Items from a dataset
============================================================

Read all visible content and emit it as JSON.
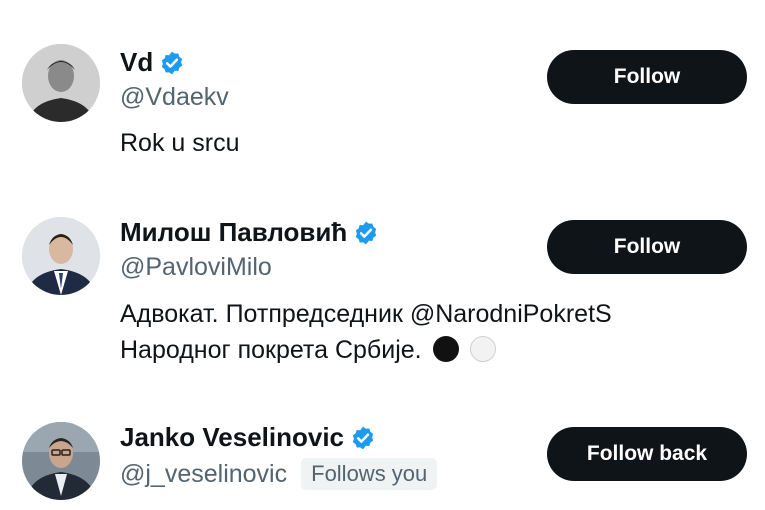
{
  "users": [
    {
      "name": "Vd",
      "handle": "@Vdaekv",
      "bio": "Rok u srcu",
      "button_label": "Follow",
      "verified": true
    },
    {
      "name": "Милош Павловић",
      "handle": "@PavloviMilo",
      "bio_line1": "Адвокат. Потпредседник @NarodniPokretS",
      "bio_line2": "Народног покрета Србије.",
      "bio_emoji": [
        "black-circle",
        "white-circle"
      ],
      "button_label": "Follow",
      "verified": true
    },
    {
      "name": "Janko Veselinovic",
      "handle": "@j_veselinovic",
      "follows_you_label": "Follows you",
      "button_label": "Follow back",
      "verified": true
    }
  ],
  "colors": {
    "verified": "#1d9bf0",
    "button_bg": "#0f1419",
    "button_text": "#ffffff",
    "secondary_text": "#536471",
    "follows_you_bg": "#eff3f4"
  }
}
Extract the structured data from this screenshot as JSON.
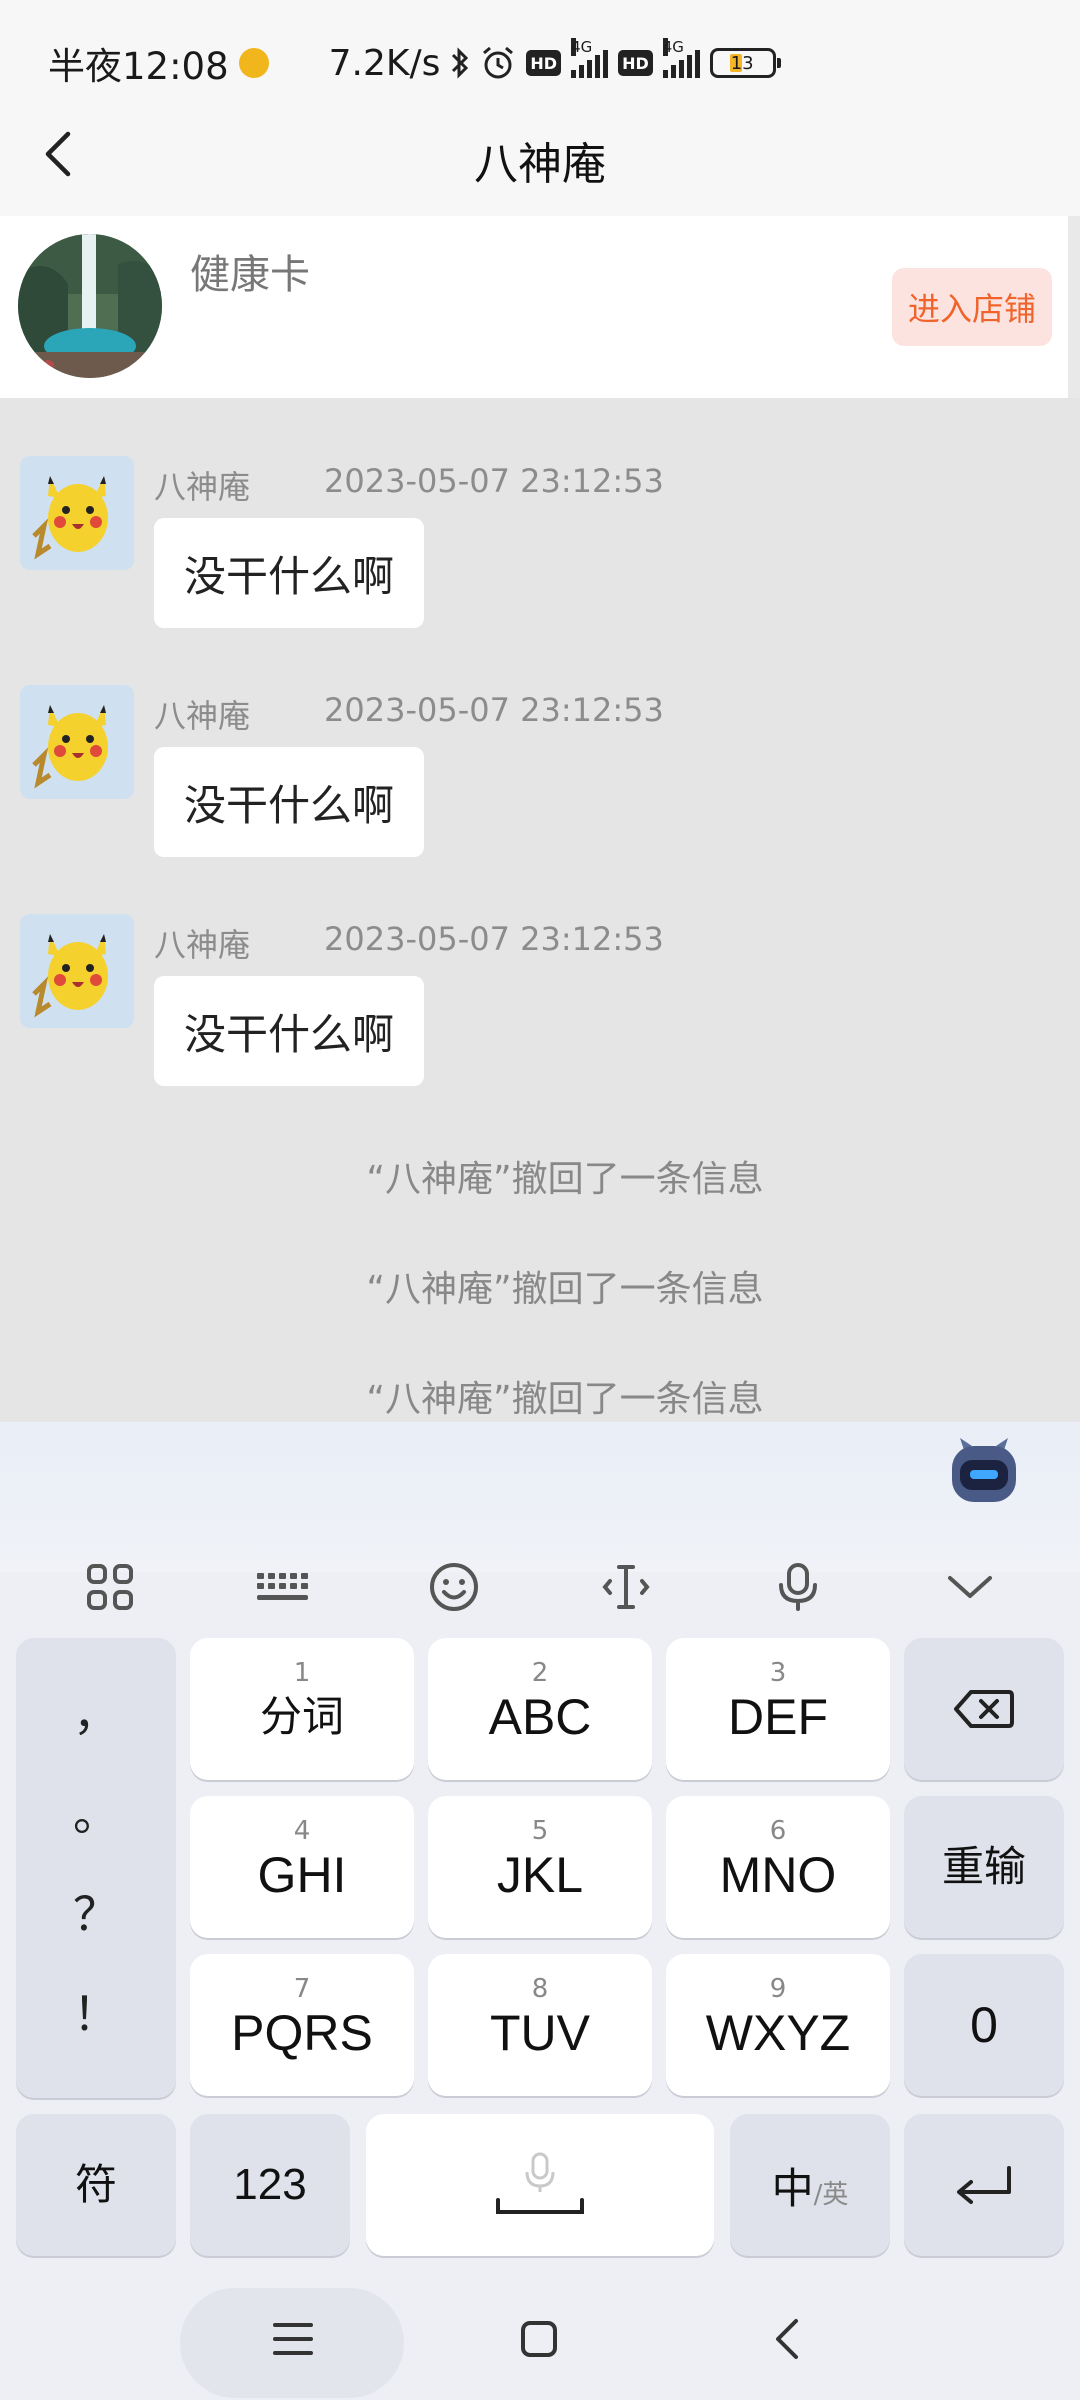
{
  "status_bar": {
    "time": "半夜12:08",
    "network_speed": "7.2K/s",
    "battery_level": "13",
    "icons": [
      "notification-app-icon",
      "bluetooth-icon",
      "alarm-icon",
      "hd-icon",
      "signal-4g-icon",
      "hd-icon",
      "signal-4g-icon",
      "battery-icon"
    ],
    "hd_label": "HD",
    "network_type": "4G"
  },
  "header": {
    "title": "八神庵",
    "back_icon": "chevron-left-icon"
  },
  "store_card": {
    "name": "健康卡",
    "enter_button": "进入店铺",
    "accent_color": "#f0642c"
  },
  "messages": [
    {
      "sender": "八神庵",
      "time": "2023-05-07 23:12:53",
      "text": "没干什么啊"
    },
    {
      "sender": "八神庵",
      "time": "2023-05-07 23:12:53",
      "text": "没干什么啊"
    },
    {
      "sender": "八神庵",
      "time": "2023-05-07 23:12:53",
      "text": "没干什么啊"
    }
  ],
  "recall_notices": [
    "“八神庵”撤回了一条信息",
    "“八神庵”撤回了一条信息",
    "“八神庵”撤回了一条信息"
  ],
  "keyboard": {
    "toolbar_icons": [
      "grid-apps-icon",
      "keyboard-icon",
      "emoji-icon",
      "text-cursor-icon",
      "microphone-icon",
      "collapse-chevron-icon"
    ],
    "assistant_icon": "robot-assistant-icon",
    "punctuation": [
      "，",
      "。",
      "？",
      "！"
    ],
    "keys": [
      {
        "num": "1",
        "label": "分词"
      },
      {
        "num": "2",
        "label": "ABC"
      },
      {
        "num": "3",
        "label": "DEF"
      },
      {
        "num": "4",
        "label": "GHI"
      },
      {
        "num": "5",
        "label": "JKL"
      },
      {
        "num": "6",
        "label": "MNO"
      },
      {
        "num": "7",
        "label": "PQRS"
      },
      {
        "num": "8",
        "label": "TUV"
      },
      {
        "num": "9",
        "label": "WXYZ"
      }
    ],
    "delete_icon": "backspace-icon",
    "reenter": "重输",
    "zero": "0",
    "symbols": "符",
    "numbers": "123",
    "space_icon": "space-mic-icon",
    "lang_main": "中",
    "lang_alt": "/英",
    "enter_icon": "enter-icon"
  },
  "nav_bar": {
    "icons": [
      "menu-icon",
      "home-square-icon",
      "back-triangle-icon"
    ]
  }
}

============================================================

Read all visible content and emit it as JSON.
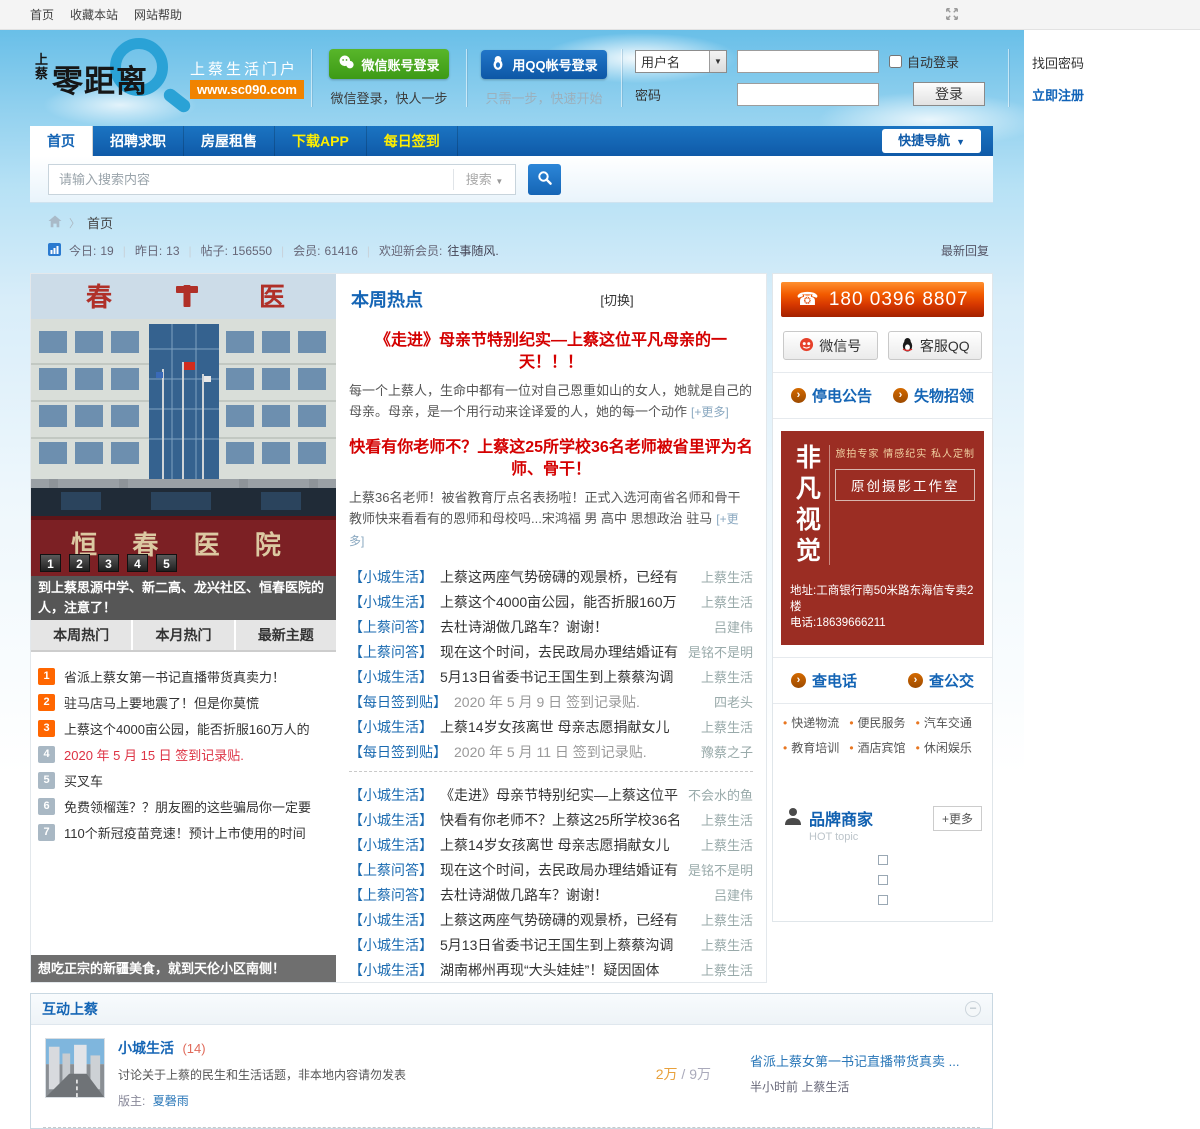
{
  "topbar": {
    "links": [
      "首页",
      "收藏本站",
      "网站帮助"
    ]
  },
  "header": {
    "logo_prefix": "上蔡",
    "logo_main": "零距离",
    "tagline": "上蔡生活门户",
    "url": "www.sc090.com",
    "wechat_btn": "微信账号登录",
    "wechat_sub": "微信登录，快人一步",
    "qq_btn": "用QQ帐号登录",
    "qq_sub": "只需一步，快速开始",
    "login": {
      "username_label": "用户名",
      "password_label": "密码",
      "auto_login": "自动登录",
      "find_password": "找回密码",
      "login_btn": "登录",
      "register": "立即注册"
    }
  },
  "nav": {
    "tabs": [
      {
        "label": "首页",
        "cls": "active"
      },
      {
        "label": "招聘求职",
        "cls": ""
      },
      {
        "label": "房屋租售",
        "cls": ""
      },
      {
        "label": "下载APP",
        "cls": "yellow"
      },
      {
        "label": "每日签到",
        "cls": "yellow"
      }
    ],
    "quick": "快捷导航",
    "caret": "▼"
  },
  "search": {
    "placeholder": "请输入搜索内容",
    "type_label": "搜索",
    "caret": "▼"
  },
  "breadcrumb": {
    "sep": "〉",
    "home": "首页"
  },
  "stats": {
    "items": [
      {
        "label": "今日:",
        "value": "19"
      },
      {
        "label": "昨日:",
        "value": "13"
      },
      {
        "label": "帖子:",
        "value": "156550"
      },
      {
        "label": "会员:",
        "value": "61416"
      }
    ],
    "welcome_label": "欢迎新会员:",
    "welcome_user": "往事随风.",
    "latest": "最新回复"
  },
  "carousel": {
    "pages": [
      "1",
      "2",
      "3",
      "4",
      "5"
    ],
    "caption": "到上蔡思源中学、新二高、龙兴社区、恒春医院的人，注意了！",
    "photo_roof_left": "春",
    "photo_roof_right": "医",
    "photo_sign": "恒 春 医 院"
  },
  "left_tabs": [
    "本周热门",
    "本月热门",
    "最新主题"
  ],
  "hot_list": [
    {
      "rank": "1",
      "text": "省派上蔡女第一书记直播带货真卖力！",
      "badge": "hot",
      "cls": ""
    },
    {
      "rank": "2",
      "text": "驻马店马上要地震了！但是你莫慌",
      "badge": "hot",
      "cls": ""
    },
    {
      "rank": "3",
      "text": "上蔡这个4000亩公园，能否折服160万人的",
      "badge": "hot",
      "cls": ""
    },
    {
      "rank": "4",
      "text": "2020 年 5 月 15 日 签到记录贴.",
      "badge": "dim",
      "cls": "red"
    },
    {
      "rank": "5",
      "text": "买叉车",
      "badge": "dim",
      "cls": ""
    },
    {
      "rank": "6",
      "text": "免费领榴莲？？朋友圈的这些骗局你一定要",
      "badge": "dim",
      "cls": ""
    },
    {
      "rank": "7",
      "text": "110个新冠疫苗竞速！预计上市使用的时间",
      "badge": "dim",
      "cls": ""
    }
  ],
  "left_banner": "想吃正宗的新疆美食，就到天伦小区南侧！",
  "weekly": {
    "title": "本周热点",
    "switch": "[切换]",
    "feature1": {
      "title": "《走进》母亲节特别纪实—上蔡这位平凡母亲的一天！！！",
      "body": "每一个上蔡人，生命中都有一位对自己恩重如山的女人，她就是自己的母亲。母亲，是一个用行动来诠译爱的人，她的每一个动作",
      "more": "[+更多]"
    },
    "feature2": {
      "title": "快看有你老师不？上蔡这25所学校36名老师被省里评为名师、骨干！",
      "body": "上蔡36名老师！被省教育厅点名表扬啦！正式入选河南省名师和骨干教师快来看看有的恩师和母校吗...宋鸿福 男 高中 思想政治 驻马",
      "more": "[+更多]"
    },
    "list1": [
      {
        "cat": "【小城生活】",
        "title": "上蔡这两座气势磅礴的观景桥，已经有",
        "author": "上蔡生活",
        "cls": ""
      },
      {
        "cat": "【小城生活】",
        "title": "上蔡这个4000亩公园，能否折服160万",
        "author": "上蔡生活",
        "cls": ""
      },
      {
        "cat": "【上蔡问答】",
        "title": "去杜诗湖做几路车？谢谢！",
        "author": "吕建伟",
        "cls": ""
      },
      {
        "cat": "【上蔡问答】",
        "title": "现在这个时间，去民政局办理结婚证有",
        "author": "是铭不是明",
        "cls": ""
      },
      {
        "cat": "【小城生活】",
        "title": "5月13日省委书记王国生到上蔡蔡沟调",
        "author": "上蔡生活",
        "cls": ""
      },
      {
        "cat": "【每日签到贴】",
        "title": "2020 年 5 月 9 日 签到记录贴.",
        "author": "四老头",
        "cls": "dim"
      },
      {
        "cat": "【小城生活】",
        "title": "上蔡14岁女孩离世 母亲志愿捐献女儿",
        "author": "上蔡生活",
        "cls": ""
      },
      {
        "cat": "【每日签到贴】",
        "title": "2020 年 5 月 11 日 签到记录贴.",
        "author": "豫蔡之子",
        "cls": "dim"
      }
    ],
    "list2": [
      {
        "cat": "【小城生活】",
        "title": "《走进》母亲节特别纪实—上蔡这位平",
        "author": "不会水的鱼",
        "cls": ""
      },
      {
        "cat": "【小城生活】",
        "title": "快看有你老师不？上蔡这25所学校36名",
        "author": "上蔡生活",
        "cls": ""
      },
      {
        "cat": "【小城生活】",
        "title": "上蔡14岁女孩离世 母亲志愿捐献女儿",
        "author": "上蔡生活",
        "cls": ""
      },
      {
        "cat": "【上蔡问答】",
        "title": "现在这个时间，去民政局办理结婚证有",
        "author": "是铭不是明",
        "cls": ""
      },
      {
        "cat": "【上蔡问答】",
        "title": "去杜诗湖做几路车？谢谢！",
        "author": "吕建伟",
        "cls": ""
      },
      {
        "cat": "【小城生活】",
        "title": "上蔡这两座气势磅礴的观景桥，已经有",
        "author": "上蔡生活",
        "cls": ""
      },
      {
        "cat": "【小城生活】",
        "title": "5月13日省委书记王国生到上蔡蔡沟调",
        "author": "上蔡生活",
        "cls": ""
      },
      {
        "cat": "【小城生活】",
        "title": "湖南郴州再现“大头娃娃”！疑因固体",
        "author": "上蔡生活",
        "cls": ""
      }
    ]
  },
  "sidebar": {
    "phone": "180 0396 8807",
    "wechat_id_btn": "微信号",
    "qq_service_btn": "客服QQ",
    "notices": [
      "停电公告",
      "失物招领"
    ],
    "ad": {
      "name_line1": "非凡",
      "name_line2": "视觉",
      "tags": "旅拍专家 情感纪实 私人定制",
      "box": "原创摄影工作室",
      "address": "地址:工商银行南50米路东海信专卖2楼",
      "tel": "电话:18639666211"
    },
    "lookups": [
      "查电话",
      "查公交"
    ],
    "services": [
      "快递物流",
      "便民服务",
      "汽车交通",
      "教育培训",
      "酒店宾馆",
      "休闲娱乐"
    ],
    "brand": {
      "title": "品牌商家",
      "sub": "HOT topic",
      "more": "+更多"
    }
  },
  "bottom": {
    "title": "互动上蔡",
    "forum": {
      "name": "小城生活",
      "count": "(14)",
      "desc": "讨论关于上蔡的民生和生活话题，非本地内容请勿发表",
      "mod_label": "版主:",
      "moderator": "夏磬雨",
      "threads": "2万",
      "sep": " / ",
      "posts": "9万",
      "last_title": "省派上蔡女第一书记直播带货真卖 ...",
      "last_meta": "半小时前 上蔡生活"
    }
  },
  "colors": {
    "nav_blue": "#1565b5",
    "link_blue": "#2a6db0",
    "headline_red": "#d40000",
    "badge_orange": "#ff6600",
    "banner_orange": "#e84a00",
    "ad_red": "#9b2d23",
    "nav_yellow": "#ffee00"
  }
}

============================================================

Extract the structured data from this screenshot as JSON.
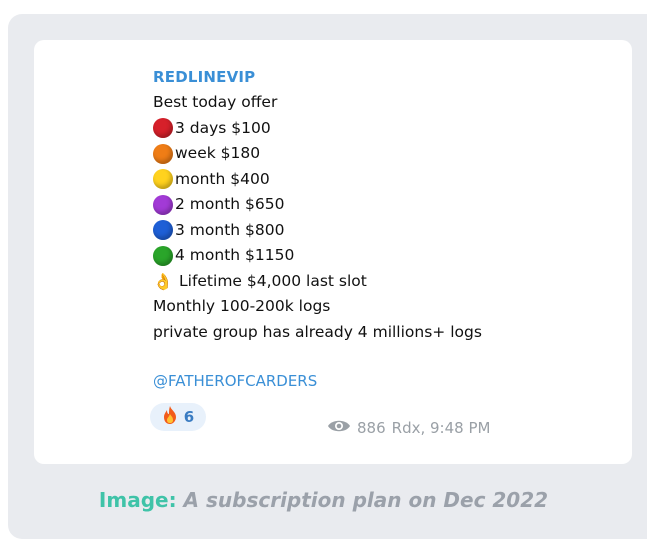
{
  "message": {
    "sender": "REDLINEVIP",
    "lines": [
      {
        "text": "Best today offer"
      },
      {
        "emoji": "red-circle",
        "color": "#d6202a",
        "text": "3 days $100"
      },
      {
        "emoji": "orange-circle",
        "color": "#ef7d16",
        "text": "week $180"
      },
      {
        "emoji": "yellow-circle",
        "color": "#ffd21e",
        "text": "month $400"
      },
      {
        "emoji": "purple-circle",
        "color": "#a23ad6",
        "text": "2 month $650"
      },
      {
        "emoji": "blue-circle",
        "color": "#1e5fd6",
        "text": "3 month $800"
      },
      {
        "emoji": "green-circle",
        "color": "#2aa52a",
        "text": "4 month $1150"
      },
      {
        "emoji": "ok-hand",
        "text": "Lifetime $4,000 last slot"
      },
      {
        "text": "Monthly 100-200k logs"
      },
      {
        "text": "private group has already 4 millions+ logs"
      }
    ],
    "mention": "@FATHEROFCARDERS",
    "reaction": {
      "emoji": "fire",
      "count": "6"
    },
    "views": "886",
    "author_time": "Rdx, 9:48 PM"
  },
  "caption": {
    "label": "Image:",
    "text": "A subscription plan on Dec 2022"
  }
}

============================================================

Given task —
Copy, from the material above, each line in which the string "签到记录贴" occurs.

Solution below —
      "text": "2020 年 5 月 15 日 签到记录贴.",
        "title": "2020 年 5 月 9 日 签到记录贴.",
        "title": "2020 年 5 月 11 日 签到记录贴.",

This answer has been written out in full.